# Given exercise
Provide the records once more, identical to the original.

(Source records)

****************

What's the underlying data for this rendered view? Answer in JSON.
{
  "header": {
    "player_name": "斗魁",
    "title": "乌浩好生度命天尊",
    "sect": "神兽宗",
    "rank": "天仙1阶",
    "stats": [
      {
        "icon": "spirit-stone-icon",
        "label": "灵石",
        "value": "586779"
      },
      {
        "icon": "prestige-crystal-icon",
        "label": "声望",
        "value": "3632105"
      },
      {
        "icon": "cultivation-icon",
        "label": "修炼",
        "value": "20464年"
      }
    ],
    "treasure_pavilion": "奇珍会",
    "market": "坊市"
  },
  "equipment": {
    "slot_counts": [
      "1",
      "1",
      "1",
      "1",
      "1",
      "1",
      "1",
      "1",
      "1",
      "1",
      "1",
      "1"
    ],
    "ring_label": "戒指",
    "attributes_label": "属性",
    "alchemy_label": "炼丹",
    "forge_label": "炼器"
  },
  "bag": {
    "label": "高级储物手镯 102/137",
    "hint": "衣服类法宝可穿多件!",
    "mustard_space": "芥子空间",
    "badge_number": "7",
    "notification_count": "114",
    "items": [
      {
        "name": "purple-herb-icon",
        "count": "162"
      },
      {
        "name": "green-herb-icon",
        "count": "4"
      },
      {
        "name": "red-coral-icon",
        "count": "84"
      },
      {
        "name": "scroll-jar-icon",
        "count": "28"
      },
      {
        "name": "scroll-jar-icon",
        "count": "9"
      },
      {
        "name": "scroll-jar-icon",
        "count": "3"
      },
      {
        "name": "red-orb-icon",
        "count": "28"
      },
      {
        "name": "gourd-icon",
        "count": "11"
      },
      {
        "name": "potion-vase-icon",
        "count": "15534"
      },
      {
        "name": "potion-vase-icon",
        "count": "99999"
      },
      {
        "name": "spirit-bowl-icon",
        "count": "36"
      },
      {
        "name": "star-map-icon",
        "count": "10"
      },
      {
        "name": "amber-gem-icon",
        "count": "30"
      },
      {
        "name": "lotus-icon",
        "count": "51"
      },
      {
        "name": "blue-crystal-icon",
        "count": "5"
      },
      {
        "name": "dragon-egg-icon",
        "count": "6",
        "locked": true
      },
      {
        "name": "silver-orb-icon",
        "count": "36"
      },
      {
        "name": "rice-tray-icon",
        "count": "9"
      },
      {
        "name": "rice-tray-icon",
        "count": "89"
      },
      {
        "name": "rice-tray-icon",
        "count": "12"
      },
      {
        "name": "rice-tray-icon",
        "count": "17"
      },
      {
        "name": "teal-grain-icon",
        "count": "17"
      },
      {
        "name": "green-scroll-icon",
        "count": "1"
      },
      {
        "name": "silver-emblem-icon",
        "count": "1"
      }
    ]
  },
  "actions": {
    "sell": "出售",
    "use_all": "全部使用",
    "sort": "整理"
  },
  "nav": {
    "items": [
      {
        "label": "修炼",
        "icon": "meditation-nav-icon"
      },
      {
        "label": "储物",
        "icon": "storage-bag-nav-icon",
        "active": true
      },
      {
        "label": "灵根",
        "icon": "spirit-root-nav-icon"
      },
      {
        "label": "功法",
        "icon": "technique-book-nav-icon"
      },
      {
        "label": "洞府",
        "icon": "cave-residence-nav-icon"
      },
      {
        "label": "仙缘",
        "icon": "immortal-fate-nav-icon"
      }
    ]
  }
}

****************

# Solution for this task
What's the underlying data for this rendered view? Answer in JSON.
{
  "header": {
    "player_name": "斗魁",
    "title": "乌浩好生度命天尊",
    "sect": "神兽宗",
    "rank": "天仙1阶",
    "stats": [
      {
        "icon": "spirit-stone-icon",
        "label": "灵石",
        "value": "586779"
      },
      {
        "icon": "prestige-crystal-icon",
        "label": "声望",
        "value": "3632105"
      },
      {
        "icon": "cultivation-icon",
        "label": "修炼",
        "value": "20464年"
      }
    ],
    "treasure_pavilion": "奇珍会",
    "market": "坊市"
  },
  "equipment": {
    "slot_counts": [
      "1",
      "1",
      "1",
      "1",
      "1",
      "1",
      "1",
      "1",
      "1",
      "1",
      "1",
      "1"
    ],
    "ring_label": "戒指",
    "attributes_label": "属性",
    "alchemy_label": "炼丹",
    "forge_label": "炼器"
  },
  "bag": {
    "label": "高级储物手镯 102/137",
    "hint": "衣服类法宝可穿多件!",
    "mustard_space": "芥子空间",
    "badge_number": "7",
    "notification_count": "114",
    "items": [
      {
        "name": "purple-herb-icon",
        "count": "162"
      },
      {
        "name": "green-herb-icon",
        "count": "4"
      },
      {
        "name": "red-coral-icon",
        "count": "84"
      },
      {
        "name": "scroll-jar-icon",
        "count": "28"
      },
      {
        "name": "scroll-jar-icon",
        "count": "9"
      },
      {
        "name": "scroll-jar-icon",
        "count": "3"
      },
      {
        "name": "red-orb-icon",
        "count": "28"
      },
      {
        "name": "gourd-icon",
        "count": "11"
      },
      {
        "name": "potion-vase-icon",
        "count": "15534"
      },
      {
        "name": "potion-vase-icon",
        "count": "99999"
      },
      {
        "name": "spirit-bowl-icon",
        "count": "36"
      },
      {
        "name": "star-map-icon",
        "count": "10"
      },
      {
        "name": "amber-gem-icon",
        "count": "30"
      },
      {
        "name": "lotus-icon",
        "count": "51"
      },
      {
        "name": "blue-crystal-icon",
        "count": "5"
      },
      {
        "name": "dragon-egg-icon",
        "count": "6",
        "locked": true
      },
      {
        "name": "silver-orb-icon",
        "count": "36"
      },
      {
        "name": "rice-tray-icon",
        "count": "9"
      },
      {
        "name": "rice-tray-icon",
        "count": "89"
      },
      {
        "name": "rice-tray-icon",
        "count": "12"
      },
      {
        "name": "rice-tray-icon",
        "count": "17"
      },
      {
        "name": "teal-grain-icon",
        "count": "17"
      },
      {
        "name": "green-scroll-icon",
        "count": "1"
      },
      {
        "name": "silver-emblem-icon",
        "count": "1"
      }
    ]
  },
  "actions": {
    "sell": "出售",
    "use_all": "全部使用",
    "sort": "整理"
  },
  "nav": {
    "items": [
      {
        "label": "修炼",
        "icon": "meditation-nav-icon"
      },
      {
        "label": "储物",
        "icon": "storage-bag-nav-icon",
        "active": true
      },
      {
        "label": "灵根",
        "icon": "spirit-root-nav-icon"
      },
      {
        "label": "功法",
        "icon": "technique-book-nav-icon"
      },
      {
        "label": "洞府",
        "icon": "cave-residence-nav-icon"
      },
      {
        "label": "仙缘",
        "icon": "immortal-fate-nav-icon"
      }
    ]
  }
}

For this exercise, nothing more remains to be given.